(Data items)
***
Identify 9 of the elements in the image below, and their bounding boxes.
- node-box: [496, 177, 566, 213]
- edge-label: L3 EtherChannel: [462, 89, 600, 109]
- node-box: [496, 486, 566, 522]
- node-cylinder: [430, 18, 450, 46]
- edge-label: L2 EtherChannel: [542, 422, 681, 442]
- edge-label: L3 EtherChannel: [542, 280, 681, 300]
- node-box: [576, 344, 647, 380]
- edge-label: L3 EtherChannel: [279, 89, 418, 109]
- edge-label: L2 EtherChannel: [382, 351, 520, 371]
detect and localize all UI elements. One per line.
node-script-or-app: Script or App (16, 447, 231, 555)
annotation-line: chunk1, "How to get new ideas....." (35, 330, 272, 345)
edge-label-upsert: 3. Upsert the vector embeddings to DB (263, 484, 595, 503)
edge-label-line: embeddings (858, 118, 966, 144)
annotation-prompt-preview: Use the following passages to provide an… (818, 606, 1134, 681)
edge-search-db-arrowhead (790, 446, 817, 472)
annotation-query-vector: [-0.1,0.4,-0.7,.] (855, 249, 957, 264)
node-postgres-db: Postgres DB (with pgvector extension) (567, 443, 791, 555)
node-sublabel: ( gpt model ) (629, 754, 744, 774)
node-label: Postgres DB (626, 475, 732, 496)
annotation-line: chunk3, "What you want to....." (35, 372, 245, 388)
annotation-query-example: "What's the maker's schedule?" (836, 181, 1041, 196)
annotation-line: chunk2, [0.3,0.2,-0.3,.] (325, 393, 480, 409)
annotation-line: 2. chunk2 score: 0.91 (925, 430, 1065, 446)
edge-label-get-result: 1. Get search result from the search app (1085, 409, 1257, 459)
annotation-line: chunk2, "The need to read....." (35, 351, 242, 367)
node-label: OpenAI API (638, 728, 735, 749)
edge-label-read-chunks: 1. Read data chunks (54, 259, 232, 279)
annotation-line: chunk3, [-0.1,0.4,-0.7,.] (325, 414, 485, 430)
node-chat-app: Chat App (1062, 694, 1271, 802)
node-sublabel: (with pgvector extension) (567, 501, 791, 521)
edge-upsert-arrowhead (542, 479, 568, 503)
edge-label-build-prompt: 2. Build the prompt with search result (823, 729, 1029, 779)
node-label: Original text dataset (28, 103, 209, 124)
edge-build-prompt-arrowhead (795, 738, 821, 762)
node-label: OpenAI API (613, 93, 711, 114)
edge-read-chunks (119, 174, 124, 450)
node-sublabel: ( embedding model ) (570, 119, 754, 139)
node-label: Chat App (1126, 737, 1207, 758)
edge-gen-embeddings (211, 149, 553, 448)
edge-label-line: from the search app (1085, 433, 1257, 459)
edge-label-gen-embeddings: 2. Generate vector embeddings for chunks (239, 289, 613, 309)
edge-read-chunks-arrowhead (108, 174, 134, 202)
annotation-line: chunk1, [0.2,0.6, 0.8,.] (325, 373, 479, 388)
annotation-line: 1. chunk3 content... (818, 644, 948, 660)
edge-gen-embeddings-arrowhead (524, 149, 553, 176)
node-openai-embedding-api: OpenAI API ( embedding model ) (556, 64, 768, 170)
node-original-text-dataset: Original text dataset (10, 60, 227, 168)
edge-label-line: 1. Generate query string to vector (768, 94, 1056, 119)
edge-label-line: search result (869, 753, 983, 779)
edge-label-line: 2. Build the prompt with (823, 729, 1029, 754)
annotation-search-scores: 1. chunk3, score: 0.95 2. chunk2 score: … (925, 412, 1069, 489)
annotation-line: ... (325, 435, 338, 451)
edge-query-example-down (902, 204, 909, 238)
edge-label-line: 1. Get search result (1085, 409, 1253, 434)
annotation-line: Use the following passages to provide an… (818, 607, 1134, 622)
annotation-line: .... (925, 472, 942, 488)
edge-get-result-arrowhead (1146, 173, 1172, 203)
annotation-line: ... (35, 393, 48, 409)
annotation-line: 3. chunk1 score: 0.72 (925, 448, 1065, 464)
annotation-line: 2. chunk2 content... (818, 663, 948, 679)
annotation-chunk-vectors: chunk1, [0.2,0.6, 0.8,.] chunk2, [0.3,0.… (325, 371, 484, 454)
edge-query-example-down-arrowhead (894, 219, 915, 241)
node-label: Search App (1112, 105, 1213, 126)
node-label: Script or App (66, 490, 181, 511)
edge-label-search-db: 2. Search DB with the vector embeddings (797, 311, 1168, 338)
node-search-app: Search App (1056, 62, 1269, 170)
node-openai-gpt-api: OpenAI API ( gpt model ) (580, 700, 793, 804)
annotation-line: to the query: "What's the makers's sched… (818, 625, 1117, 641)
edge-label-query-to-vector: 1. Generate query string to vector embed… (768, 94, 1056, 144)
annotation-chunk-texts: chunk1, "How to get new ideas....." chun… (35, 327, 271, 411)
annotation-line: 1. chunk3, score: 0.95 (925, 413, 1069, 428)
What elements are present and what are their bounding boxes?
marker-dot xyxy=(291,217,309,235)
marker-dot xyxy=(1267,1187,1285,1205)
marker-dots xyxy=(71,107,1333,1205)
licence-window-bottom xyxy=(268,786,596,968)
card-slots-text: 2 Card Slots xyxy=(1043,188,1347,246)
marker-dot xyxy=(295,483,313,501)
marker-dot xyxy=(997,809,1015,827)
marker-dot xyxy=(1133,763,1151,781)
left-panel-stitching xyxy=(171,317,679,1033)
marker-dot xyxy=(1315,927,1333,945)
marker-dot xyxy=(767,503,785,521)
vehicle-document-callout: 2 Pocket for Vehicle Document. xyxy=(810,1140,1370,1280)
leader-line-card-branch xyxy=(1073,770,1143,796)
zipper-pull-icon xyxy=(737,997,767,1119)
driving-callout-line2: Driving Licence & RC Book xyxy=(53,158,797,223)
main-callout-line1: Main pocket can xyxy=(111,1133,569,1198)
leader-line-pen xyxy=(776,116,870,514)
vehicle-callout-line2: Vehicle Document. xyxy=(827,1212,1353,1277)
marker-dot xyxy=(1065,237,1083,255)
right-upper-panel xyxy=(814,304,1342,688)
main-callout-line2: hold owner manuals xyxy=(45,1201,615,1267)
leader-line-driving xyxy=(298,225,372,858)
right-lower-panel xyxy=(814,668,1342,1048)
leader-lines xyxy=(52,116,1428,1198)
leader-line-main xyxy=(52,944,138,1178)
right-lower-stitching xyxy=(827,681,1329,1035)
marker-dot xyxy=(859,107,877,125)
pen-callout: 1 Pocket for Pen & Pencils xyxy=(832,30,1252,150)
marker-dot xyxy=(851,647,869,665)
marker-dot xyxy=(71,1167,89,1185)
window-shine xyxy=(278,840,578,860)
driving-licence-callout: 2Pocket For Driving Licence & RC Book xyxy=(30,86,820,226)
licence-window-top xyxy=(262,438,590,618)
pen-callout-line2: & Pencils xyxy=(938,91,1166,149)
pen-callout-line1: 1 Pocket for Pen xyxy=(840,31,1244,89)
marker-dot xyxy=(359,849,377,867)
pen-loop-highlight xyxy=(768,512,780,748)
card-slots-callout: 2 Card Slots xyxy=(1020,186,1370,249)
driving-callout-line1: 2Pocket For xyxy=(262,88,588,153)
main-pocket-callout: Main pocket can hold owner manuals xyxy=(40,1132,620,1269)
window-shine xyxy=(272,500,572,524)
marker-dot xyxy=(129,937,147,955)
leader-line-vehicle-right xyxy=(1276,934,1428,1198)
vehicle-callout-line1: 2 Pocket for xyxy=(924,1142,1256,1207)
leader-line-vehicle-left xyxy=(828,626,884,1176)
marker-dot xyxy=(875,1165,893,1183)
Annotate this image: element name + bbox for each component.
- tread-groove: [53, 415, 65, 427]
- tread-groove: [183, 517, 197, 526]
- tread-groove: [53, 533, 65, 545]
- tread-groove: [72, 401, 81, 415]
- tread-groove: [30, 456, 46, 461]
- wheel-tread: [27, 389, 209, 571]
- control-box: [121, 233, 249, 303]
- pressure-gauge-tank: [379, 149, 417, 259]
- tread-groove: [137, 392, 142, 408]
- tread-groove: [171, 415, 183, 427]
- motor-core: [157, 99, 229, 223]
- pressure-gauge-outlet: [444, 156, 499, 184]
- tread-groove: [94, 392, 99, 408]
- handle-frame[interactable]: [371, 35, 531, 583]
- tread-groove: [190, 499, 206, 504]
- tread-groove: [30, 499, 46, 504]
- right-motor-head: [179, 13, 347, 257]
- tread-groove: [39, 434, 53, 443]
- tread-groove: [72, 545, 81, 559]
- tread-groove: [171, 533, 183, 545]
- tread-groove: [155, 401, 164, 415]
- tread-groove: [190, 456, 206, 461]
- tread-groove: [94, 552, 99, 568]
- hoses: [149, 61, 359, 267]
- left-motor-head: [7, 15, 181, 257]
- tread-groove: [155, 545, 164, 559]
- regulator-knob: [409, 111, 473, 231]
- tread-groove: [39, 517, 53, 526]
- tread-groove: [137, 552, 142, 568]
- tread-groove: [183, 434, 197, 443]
***
— Given request —
Find every line in the entries above that contains the string "pgvector". Copy each of those lines.

— Task output —
node-postgres-db: Postgres DB (with pgvector extension) (567, 443, 791, 555)
node-sublabel: (with pgvector extension) (567, 501, 791, 521)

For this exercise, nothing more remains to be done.